**What is expected**
Isolate every line in the data with the string "παράδοση" and copy it.

Extracted records
____________________

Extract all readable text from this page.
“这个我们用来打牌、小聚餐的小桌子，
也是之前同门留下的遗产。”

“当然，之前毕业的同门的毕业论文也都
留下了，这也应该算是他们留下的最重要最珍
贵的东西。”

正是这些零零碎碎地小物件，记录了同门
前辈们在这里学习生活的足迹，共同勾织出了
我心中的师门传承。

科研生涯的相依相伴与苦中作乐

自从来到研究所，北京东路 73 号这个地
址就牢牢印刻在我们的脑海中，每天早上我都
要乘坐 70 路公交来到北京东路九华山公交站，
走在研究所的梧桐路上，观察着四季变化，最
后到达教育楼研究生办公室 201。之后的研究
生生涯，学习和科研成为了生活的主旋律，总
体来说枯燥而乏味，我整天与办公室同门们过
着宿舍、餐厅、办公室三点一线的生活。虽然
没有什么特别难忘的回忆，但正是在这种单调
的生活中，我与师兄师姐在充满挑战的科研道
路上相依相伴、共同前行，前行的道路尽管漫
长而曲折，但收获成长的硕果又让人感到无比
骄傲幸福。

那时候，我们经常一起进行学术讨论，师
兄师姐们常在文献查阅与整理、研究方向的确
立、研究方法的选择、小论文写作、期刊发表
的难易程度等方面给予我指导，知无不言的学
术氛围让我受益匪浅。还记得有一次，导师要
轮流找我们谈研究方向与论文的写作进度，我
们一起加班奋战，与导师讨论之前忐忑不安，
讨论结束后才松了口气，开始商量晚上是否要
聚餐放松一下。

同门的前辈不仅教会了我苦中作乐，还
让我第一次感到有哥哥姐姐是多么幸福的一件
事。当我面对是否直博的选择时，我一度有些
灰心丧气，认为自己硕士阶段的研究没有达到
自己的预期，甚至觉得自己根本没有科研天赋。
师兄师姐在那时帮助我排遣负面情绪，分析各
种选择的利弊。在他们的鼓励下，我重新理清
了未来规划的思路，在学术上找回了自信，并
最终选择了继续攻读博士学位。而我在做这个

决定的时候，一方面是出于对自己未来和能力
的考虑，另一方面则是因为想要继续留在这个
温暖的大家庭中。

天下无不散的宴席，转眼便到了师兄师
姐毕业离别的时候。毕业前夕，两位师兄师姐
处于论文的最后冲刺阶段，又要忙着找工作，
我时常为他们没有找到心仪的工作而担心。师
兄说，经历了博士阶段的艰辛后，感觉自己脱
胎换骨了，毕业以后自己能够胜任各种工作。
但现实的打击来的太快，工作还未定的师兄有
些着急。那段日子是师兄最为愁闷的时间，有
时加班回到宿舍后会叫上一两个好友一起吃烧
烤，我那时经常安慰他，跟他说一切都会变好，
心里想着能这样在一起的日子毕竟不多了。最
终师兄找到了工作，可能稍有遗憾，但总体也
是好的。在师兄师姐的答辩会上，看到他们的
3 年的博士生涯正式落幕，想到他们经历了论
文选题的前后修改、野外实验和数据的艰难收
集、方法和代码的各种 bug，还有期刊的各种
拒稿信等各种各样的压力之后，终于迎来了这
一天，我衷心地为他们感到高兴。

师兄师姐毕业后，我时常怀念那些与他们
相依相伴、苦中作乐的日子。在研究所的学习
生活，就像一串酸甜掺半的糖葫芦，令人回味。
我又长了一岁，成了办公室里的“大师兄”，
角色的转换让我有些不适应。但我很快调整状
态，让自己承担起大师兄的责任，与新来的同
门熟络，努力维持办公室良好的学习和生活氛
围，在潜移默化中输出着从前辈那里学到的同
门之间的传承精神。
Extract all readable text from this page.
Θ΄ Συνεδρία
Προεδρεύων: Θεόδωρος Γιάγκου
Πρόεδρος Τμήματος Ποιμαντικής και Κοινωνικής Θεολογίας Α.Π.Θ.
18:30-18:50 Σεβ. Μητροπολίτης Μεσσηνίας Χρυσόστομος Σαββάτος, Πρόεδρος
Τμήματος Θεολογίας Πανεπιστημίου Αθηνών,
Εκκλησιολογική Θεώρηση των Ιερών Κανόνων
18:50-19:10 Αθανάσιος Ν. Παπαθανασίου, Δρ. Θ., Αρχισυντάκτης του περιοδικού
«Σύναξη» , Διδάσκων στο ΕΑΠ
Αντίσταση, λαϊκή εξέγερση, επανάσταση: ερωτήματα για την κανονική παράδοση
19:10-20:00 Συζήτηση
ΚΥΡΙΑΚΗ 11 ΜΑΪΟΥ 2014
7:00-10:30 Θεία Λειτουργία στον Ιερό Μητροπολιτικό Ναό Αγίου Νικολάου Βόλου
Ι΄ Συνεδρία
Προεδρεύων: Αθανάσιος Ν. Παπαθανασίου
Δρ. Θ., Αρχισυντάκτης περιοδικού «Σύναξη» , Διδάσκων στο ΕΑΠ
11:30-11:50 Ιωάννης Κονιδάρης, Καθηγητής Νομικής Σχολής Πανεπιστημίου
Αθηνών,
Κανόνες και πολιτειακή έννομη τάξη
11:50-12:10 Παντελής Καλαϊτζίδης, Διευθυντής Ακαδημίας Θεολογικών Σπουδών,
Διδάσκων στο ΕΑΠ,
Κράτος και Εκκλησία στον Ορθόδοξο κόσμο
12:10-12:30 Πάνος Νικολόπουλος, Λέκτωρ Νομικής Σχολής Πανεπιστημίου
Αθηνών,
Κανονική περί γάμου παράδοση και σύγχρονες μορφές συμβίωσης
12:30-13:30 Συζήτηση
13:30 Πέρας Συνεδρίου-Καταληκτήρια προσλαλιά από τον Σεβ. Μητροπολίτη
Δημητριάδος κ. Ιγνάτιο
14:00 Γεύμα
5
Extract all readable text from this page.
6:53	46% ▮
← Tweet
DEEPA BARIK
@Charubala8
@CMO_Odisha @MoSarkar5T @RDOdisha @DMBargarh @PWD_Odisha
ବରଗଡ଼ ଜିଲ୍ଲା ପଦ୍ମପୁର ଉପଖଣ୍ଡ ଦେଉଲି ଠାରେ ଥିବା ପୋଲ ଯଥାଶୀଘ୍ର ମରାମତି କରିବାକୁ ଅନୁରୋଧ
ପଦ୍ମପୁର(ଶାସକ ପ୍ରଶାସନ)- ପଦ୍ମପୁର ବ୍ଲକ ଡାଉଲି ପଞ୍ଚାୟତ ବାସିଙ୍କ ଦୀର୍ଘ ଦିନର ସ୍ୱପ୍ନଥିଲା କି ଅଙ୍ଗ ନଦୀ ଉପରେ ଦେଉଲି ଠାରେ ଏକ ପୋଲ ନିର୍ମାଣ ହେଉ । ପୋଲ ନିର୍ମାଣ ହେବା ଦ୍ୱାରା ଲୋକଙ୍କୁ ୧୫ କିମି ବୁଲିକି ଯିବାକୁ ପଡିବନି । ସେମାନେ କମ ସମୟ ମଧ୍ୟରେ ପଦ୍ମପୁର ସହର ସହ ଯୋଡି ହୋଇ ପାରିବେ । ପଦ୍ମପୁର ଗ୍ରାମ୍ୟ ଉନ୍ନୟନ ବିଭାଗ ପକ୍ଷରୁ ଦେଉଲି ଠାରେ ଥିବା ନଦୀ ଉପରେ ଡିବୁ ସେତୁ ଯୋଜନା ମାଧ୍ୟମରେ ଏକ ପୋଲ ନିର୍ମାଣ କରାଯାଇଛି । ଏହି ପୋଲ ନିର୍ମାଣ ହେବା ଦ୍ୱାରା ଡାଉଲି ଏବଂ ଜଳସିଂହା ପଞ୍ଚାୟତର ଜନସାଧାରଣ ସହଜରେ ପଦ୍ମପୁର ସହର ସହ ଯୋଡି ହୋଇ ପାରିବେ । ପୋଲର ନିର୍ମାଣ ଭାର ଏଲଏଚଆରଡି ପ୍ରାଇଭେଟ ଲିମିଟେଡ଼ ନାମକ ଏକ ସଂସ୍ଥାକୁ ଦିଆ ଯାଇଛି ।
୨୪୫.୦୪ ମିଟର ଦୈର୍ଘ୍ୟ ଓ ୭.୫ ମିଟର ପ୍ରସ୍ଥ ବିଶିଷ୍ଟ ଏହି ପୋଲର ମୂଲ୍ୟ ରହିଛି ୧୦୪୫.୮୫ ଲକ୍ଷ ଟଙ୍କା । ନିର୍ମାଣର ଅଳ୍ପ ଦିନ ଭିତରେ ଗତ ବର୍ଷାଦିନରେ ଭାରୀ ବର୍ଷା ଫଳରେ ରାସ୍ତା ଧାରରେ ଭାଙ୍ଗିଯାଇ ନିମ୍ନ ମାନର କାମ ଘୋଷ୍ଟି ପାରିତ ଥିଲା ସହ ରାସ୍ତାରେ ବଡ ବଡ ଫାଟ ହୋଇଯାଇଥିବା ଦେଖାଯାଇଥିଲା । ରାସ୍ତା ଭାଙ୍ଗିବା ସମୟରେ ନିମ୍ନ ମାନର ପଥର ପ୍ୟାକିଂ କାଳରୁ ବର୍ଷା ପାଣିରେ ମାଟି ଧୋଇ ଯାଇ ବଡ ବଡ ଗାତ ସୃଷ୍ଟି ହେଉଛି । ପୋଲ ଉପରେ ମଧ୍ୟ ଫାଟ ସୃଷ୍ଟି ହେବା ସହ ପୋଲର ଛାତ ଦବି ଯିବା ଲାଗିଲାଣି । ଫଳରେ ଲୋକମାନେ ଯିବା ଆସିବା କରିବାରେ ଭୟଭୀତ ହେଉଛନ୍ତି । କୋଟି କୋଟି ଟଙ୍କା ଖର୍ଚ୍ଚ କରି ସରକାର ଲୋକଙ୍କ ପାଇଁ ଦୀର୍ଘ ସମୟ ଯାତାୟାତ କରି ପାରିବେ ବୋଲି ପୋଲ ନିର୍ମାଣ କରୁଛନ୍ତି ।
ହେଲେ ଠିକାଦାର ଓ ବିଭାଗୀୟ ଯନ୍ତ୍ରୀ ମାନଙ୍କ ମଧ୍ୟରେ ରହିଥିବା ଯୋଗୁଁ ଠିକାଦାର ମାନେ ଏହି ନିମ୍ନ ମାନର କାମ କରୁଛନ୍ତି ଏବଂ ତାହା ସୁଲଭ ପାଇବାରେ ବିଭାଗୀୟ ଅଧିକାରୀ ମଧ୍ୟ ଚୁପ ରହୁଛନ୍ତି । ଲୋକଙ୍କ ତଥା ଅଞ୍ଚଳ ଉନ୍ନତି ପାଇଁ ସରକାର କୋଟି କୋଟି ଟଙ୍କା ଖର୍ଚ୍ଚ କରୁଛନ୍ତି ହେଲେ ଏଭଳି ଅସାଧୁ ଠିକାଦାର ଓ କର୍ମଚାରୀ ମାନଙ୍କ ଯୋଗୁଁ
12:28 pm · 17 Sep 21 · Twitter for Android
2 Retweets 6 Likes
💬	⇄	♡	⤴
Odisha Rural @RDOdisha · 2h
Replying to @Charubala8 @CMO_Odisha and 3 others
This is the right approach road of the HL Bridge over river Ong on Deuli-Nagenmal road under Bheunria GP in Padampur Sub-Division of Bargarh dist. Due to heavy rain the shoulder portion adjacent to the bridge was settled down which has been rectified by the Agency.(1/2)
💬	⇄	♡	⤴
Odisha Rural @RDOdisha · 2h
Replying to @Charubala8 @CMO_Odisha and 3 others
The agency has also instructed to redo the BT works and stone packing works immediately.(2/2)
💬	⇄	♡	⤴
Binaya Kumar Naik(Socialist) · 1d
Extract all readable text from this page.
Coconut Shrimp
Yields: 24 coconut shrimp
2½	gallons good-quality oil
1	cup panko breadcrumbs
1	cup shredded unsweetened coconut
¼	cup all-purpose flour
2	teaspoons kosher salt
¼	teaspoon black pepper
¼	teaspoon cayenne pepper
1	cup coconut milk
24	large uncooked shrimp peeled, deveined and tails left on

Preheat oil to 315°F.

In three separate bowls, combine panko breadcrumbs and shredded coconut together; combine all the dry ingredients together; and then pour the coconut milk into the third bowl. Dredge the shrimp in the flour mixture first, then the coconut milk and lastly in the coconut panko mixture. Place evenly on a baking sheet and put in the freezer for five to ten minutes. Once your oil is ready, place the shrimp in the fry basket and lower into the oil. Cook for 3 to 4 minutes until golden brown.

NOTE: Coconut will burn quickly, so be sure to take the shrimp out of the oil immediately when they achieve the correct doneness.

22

____________________

**Task output**
Αντίσταση, λαϊκή εξέγερση, επανάσταση: ερωτήματα για την κανονική παράδοση
Κανονική περί γάμου παράδοση και σύγχρονες μορφές συμβίωσης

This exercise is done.